* Aim of the exercise:
Go through the listing and pick out each line with the word "分笔成交" in it.

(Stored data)
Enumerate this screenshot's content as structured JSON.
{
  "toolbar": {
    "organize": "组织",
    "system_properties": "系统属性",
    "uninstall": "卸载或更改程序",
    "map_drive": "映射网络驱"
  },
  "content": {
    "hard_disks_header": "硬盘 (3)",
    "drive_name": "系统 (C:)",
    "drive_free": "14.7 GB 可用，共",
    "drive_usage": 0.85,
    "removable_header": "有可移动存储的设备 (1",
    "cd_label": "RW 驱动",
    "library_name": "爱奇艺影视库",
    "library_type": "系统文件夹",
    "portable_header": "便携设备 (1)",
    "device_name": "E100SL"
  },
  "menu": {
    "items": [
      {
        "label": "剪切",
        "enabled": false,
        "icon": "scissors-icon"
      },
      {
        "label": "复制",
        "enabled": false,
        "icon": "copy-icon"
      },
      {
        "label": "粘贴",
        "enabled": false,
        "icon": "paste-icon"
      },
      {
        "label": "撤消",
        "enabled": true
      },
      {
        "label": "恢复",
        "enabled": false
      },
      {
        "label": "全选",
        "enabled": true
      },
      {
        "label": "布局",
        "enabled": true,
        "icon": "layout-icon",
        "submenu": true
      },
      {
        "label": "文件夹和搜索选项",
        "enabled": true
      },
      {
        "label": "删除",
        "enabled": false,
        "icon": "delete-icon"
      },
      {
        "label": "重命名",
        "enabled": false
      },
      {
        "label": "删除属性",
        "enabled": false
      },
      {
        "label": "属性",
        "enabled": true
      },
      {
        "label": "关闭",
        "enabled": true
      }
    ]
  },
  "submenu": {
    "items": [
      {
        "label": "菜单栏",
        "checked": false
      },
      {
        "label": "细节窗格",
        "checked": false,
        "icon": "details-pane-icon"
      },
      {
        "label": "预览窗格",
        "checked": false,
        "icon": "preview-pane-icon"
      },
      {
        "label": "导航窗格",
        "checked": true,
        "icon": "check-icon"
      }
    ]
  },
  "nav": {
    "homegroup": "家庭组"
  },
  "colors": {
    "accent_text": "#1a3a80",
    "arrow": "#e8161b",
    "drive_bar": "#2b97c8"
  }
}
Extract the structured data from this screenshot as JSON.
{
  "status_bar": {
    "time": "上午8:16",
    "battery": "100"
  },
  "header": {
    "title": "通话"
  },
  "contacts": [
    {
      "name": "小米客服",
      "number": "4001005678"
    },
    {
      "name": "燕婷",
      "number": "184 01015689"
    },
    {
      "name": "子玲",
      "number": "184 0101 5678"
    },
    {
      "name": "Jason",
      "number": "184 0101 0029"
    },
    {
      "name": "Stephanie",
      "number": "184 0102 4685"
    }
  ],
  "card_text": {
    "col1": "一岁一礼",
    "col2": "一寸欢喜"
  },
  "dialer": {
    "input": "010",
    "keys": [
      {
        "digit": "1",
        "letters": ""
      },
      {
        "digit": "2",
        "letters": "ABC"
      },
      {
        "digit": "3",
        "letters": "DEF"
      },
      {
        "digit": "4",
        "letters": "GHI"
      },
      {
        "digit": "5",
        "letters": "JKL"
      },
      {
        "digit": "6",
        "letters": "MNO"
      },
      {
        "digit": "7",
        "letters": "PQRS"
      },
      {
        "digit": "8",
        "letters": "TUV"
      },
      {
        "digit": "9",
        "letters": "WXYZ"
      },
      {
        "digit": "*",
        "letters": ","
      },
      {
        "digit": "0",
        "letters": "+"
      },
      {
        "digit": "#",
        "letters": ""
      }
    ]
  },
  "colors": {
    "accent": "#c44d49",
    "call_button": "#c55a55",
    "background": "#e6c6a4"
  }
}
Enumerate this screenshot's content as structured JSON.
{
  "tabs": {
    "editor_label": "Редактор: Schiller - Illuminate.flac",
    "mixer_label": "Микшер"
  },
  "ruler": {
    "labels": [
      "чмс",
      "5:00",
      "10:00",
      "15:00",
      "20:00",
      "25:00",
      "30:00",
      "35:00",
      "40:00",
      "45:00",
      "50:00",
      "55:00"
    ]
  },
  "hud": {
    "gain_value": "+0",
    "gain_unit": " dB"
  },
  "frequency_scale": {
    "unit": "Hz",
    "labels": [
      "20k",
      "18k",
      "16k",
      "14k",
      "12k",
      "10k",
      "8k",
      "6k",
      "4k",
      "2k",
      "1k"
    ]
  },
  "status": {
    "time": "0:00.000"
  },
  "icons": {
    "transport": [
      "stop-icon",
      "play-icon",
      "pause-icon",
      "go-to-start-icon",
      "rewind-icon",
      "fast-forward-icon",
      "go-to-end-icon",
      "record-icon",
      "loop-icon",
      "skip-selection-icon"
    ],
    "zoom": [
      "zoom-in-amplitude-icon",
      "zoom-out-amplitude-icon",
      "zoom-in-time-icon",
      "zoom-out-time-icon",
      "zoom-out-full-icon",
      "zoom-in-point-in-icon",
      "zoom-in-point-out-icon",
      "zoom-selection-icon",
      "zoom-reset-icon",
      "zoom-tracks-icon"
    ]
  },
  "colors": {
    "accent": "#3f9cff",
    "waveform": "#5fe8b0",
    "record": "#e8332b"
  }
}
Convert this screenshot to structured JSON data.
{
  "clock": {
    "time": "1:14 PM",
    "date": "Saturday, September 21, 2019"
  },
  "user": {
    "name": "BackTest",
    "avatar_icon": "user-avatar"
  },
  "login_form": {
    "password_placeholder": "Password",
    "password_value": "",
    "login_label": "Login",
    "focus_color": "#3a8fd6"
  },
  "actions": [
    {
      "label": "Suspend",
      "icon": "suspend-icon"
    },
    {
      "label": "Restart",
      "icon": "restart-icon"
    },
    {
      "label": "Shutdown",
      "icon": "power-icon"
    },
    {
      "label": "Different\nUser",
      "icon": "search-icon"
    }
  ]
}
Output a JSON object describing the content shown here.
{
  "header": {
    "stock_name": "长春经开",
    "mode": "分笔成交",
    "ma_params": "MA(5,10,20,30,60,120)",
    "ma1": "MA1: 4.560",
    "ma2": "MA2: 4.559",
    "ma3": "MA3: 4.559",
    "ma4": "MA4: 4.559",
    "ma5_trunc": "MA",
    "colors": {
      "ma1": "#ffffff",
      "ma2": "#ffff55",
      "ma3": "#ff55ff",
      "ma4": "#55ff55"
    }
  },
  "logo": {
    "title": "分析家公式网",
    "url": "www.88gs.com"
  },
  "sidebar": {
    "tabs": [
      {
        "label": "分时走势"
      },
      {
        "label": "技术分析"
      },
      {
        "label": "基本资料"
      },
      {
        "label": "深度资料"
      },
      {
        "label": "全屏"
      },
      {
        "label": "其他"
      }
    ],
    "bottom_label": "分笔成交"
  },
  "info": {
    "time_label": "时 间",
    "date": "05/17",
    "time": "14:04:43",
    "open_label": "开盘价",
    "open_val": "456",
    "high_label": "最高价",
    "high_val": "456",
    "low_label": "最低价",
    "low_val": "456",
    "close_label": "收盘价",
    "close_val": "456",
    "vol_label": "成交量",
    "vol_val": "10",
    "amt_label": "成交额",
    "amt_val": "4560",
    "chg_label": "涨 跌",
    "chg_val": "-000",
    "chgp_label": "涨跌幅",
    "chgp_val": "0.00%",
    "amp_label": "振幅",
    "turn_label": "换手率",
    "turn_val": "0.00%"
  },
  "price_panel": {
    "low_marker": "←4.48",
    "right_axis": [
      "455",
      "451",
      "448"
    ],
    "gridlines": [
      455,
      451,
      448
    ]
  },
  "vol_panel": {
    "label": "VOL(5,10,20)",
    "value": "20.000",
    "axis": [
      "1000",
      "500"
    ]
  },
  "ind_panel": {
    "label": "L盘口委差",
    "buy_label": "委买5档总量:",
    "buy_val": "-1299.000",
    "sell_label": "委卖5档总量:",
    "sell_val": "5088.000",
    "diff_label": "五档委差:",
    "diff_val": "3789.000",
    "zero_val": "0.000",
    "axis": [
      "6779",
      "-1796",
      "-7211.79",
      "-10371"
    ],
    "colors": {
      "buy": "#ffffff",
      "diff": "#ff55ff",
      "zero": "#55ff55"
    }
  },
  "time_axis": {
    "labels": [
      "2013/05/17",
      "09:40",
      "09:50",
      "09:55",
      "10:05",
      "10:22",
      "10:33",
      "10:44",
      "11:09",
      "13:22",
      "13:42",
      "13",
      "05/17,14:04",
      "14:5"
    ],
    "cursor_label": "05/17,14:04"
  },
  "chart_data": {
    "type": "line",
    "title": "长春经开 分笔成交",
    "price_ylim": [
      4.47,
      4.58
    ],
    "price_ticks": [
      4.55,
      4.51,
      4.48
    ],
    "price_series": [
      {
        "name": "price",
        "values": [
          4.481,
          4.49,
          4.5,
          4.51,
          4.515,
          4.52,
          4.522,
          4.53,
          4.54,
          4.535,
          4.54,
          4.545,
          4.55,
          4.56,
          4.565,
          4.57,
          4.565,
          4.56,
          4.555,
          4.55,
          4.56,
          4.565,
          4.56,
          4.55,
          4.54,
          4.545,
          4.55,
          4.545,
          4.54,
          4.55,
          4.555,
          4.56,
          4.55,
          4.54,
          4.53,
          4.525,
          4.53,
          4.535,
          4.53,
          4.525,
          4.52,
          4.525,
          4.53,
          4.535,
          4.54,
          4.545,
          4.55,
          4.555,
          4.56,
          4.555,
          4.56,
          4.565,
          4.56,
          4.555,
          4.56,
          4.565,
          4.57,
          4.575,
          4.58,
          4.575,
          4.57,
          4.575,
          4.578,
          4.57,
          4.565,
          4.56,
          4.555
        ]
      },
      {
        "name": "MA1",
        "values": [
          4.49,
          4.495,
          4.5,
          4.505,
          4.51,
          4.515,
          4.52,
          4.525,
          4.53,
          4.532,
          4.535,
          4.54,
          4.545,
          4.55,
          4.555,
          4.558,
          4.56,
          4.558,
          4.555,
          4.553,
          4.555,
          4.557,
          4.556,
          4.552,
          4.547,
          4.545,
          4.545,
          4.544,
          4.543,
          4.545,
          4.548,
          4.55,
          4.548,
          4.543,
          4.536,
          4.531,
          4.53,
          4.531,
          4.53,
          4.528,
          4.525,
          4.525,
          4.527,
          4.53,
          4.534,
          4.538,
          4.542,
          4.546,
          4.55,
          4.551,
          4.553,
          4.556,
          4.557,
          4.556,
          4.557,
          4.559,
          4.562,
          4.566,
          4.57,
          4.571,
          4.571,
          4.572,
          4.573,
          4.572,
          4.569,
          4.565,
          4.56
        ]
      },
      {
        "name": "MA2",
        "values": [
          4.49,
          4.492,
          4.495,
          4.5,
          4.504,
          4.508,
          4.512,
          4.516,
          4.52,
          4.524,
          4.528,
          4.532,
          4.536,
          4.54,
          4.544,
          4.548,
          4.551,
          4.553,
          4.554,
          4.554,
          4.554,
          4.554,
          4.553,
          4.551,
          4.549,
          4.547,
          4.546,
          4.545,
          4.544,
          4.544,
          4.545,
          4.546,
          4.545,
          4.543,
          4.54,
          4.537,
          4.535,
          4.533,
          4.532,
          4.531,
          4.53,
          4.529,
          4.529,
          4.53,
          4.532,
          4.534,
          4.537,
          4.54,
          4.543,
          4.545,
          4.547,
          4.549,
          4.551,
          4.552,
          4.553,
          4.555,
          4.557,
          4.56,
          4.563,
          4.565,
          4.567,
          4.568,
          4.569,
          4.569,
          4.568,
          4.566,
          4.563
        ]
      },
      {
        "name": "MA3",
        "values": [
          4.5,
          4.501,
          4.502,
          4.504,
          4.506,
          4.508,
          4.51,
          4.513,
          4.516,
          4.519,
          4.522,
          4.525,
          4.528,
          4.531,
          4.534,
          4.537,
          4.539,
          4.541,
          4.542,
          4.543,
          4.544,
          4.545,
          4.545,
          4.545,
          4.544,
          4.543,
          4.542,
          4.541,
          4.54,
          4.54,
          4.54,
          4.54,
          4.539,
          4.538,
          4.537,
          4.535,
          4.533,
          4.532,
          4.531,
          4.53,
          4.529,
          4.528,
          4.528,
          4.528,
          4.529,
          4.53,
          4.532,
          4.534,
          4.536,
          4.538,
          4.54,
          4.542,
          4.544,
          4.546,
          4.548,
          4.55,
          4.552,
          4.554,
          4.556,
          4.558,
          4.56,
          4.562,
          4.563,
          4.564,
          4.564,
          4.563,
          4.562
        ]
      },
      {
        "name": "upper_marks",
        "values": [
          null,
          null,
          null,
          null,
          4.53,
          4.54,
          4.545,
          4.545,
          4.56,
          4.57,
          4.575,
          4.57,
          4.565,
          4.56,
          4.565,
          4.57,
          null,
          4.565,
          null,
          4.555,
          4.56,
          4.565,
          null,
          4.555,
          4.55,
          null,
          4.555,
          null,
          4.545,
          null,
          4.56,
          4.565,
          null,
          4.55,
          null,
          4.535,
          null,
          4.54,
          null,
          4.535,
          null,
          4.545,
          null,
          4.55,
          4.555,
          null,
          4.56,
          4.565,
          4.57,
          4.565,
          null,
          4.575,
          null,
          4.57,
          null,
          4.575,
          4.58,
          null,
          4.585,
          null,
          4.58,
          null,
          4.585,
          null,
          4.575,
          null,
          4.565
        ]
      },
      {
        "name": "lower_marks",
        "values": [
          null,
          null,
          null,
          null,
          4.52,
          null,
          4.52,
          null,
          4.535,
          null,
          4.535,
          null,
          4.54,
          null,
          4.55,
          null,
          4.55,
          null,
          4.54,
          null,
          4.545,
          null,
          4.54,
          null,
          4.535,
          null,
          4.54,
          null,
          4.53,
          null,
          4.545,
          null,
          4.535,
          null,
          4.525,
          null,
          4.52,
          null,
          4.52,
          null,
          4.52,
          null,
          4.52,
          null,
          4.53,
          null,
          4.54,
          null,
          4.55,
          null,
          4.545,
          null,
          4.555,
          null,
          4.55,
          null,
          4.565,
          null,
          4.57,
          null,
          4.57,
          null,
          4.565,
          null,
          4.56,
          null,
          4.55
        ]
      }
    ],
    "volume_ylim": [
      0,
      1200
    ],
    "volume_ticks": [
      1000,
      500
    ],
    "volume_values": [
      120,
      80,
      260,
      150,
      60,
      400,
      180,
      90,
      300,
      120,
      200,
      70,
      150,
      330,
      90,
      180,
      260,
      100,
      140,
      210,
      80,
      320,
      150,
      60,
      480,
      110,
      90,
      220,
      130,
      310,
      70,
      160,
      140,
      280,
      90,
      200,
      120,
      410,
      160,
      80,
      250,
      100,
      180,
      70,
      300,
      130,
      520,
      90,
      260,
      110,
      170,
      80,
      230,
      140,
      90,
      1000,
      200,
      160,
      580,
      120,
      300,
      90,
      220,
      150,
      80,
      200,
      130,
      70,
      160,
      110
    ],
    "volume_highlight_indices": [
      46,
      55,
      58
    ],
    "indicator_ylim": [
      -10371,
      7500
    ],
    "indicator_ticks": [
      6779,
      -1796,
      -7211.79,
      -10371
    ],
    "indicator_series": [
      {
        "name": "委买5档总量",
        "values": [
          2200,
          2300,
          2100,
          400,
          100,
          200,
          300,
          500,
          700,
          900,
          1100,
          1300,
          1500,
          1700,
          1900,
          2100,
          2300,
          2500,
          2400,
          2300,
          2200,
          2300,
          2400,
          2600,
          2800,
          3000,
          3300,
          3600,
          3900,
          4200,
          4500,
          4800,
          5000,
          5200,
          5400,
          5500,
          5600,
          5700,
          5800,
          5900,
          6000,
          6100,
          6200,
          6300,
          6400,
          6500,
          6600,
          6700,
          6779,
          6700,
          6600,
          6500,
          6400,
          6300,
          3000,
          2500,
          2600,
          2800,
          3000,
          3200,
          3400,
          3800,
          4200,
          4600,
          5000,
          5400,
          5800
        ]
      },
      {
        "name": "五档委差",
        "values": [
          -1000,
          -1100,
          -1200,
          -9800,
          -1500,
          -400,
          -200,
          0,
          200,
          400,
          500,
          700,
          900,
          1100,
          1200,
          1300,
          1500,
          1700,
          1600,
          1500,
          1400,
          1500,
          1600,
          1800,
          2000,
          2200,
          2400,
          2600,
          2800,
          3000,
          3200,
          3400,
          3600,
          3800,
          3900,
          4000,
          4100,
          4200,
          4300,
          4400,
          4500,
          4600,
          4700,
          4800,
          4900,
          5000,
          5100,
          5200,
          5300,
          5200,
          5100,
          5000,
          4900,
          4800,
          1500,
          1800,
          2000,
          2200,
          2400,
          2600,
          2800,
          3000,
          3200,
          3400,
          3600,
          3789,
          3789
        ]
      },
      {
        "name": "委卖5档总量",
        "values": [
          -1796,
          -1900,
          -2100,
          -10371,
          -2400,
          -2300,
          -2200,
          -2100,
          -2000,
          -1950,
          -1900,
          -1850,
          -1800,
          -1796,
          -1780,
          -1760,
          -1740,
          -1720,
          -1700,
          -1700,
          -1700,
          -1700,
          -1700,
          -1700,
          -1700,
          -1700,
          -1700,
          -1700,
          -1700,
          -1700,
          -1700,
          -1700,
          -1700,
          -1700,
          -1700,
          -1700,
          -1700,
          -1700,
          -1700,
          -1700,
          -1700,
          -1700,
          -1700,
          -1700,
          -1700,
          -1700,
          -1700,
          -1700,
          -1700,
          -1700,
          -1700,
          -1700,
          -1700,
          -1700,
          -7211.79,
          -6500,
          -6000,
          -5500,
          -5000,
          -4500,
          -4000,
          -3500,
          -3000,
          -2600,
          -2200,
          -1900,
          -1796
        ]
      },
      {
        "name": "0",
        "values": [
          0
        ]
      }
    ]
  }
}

* Task result:
    "mode": "分笔成交",
    "bottom_label": "分笔成交"
    "title": "长春经开 分笔成交",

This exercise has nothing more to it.